Your task
Leave the pictures out and print every record below exactly as it stands.

------ Dataset extract ------

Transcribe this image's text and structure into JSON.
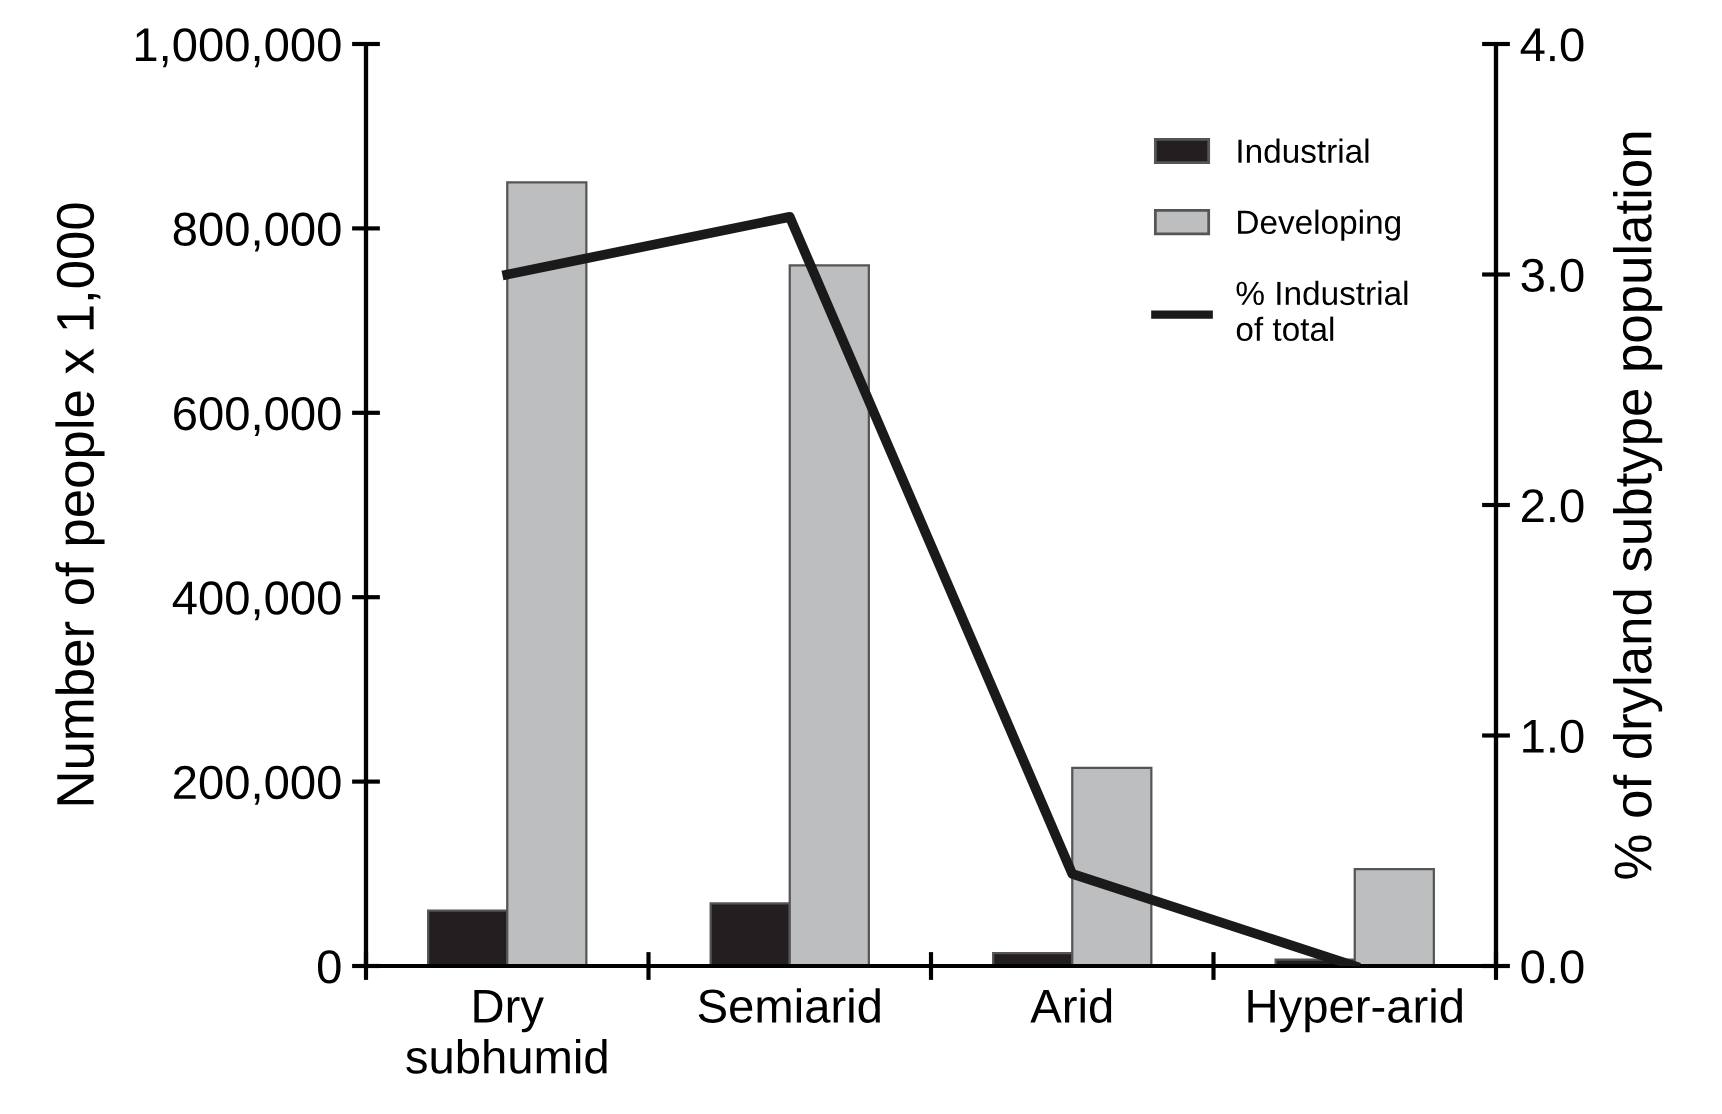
{
  "chart_data": {
    "type": "bar",
    "categories": [
      "Dry\nsubhumid",
      "Semiarid",
      "Arid",
      "Hyper-arid"
    ],
    "ylabel": "Number of people x 1,000",
    "y2label": "% of dryland subtype population",
    "ylim": [
      0,
      1000000
    ],
    "yticks": [
      {
        "value": 0,
        "label": "0"
      },
      {
        "value": 200000,
        "label": "200,000"
      },
      {
        "value": 400000,
        "label": "400,000"
      },
      {
        "value": 600000,
        "label": "600,000"
      },
      {
        "value": 800000,
        "label": "800,000"
      },
      {
        "value": 1000000,
        "label": "1,000,000"
      }
    ],
    "y2lim": [
      0,
      4
    ],
    "y2ticks": [
      {
        "value": 0,
        "label": "0.0"
      },
      {
        "value": 1,
        "label": "1.0"
      },
      {
        "value": 2,
        "label": "2.0"
      },
      {
        "value": 3,
        "label": "3.0"
      },
      {
        "value": 4,
        "label": "4.0"
      }
    ],
    "series": [
      {
        "name": "Industrial",
        "color": "#231f20",
        "values": [
          60000,
          68000,
          14000,
          7000
        ]
      },
      {
        "name": "Developing",
        "color": "#bcbec0",
        "values": [
          850000,
          760000,
          215000,
          105000
        ]
      },
      {
        "name": "% Industrial\nof total",
        "type": "line",
        "axis": "y2",
        "color": "#1a1a1a",
        "values": [
          3.0,
          3.25,
          0.4,
          0.0
        ]
      }
    ],
    "legend": "top right",
    "grid": false
  }
}
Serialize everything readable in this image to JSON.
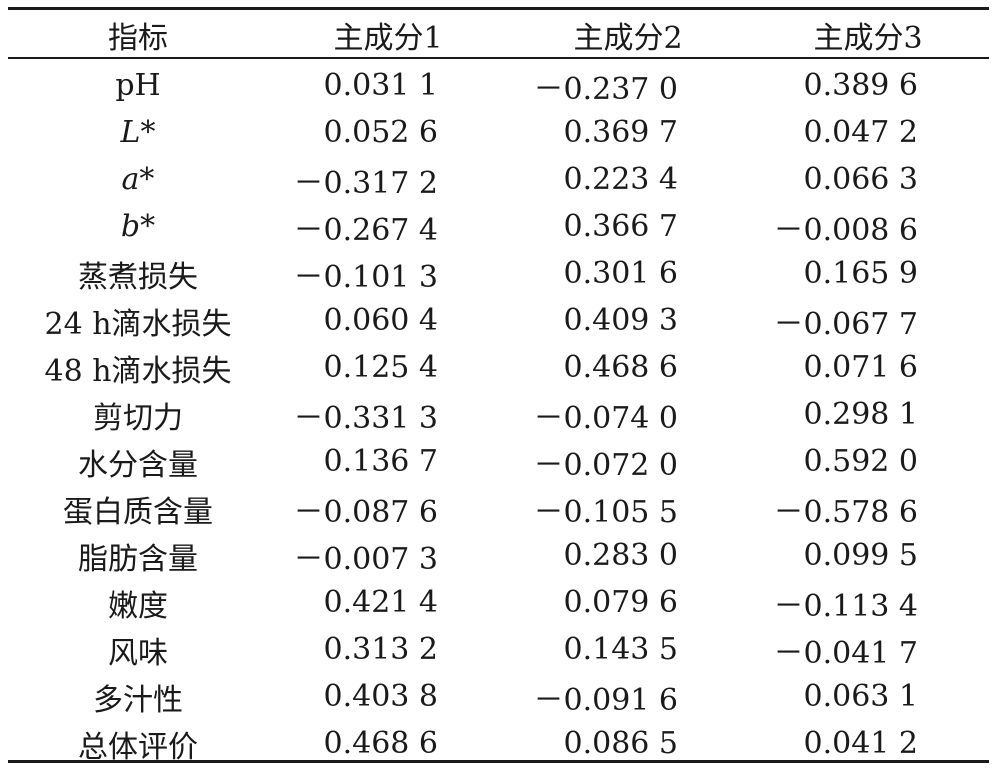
{
  "table": {
    "headers": [
      "指标",
      "主成分1",
      "主成分2",
      "主成分3"
    ],
    "rows": [
      {
        "label": "pH",
        "italic": false,
        "v": [
          "0.031 1",
          "－0.237 0",
          "0.389 6"
        ]
      },
      {
        "label": "L*",
        "italic": true,
        "v": [
          "0.052 6",
          "0.369 7",
          "0.047 2"
        ]
      },
      {
        "label": "a*",
        "italic": true,
        "v": [
          "－0.317 2",
          "0.223 4",
          "0.066 3"
        ]
      },
      {
        "label": "b*",
        "italic": true,
        "v": [
          "－0.267 4",
          "0.366 7",
          "－0.008 6"
        ]
      },
      {
        "label": "蒸煮损失",
        "italic": false,
        "v": [
          "－0.101 3",
          "0.301 6",
          "0.165 9"
        ]
      },
      {
        "label": "24 h滴水损失",
        "italic": false,
        "v": [
          "0.060 4",
          "0.409 3",
          "－0.067 7"
        ]
      },
      {
        "label": "48 h滴水损失",
        "italic": false,
        "v": [
          "0.125 4",
          "0.468 6",
          "0.071 6"
        ]
      },
      {
        "label": "剪切力",
        "italic": false,
        "v": [
          "－0.331 3",
          "－0.074 0",
          "0.298 1"
        ]
      },
      {
        "label": "水分含量",
        "italic": false,
        "v": [
          "0.136 7",
          "－0.072 0",
          "0.592 0"
        ]
      },
      {
        "label": "蛋白质含量",
        "italic": false,
        "v": [
          "－0.087 6",
          "－0.105 5",
          "－0.578 6"
        ]
      },
      {
        "label": "脂肪含量",
        "italic": false,
        "v": [
          "－0.007 3",
          "0.283 0",
          "0.099 5"
        ]
      },
      {
        "label": "嫩度",
        "italic": false,
        "v": [
          "0.421 4",
          "0.079 6",
          "－0.113 4"
        ]
      },
      {
        "label": "风味",
        "italic": false,
        "v": [
          "0.313 2",
          "0.143 5",
          "－0.041 7"
        ]
      },
      {
        "label": "多汁性",
        "italic": false,
        "v": [
          "0.403 8",
          "－0.091 6",
          "0.063 1"
        ]
      },
      {
        "label": "总体评价",
        "italic": false,
        "v": [
          "0.468 6",
          "0.086 5",
          "0.041 2"
        ]
      }
    ]
  }
}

------

Result of the exercise
Transcribe this image's text and structure into JSON.
{
  "chart_data": {
    "type": "bar",
    "categories": [
      "Dry\nsubhumid",
      "Semiarid",
      "Arid",
      "Hyper-arid"
    ],
    "ylabel": "Number of people x 1,000",
    "y2label": "% of dryland subtype population",
    "ylim": [
      0,
      1000000
    ],
    "yticks": [
      {
        "value": 0,
        "label": "0"
      },
      {
        "value": 200000,
        "label": "200,000"
      },
      {
        "value": 400000,
        "label": "400,000"
      },
      {
        "value": 600000,
        "label": "600,000"
      },
      {
        "value": 800000,
        "label": "800,000"
      },
      {
        "value": 1000000,
        "label": "1,000,000"
      }
    ],
    "y2lim": [
      0,
      4
    ],
    "y2ticks": [
      {
        "value": 0,
        "label": "0.0"
      },
      {
        "value": 1,
        "label": "1.0"
      },
      {
        "value": 2,
        "label": "2.0"
      },
      {
        "value": 3,
        "label": "3.0"
      },
      {
        "value": 4,
        "label": "4.0"
      }
    ],
    "series": [
      {
        "name": "Industrial",
        "color": "#231f20",
        "values": [
          60000,
          68000,
          14000,
          7000
        ]
      },
      {
        "name": "Developing",
        "color": "#bcbec0",
        "values": [
          850000,
          760000,
          215000,
          105000
        ]
      },
      {
        "name": "% Industrial\nof total",
        "type": "line",
        "axis": "y2",
        "color": "#1a1a1a",
        "values": [
          3.0,
          3.25,
          0.4,
          0.0
        ]
      }
    ],
    "legend": "top right",
    "grid": false
  }
}
Serialize everything readable in this image to JSON.
{
  "table": {
    "headers": [
      "指标",
      "主成分1",
      "主成分2",
      "主成分3"
    ],
    "rows": [
      {
        "label": "pH",
        "italic": false,
        "v": [
          "0.031 1",
          "－0.237 0",
          "0.389 6"
        ]
      },
      {
        "label": "L*",
        "italic": true,
        "v": [
          "0.052 6",
          "0.369 7",
          "0.047 2"
        ]
      },
      {
        "label": "a*",
        "italic": true,
        "v": [
          "－0.317 2",
          "0.223 4",
          "0.066 3"
        ]
      },
      {
        "label": "b*",
        "italic": true,
        "v": [
          "－0.267 4",
          "0.366 7",
          "－0.008 6"
        ]
      },
      {
        "label": "蒸煮损失",
        "italic": false,
        "v": [
          "－0.101 3",
          "0.301 6",
          "0.165 9"
        ]
      },
      {
        "label": "24 h滴水损失",
        "italic": false,
        "v": [
          "0.060 4",
          "0.409 3",
          "－0.067 7"
        ]
      },
      {
        "label": "48 h滴水损失",
        "italic": false,
        "v": [
          "0.125 4",
          "0.468 6",
          "0.071 6"
        ]
      },
      {
        "label": "剪切力",
        "italic": false,
        "v": [
          "－0.331 3",
          "－0.074 0",
          "0.298 1"
        ]
      },
      {
        "label": "水分含量",
        "italic": false,
        "v": [
          "0.136 7",
          "－0.072 0",
          "0.592 0"
        ]
      },
      {
        "label": "蛋白质含量",
        "italic": false,
        "v": [
          "－0.087 6",
          "－0.105 5",
          "－0.578 6"
        ]
      },
      {
        "label": "脂肪含量",
        "italic": false,
        "v": [
          "－0.007 3",
          "0.283 0",
          "0.099 5"
        ]
      },
      {
        "label": "嫩度",
        "italic": false,
        "v": [
          "0.421 4",
          "0.079 6",
          "－0.113 4"
        ]
      },
      {
        "label": "风味",
        "italic": false,
        "v": [
          "0.313 2",
          "0.143 5",
          "－0.041 7"
        ]
      },
      {
        "label": "多汁性",
        "italic": false,
        "v": [
          "0.403 8",
          "－0.091 6",
          "0.063 1"
        ]
      },
      {
        "label": "总体评价",
        "italic": false,
        "v": [
          "0.468 6",
          "0.086 5",
          "0.041 2"
        ]
      }
    ]
  }
}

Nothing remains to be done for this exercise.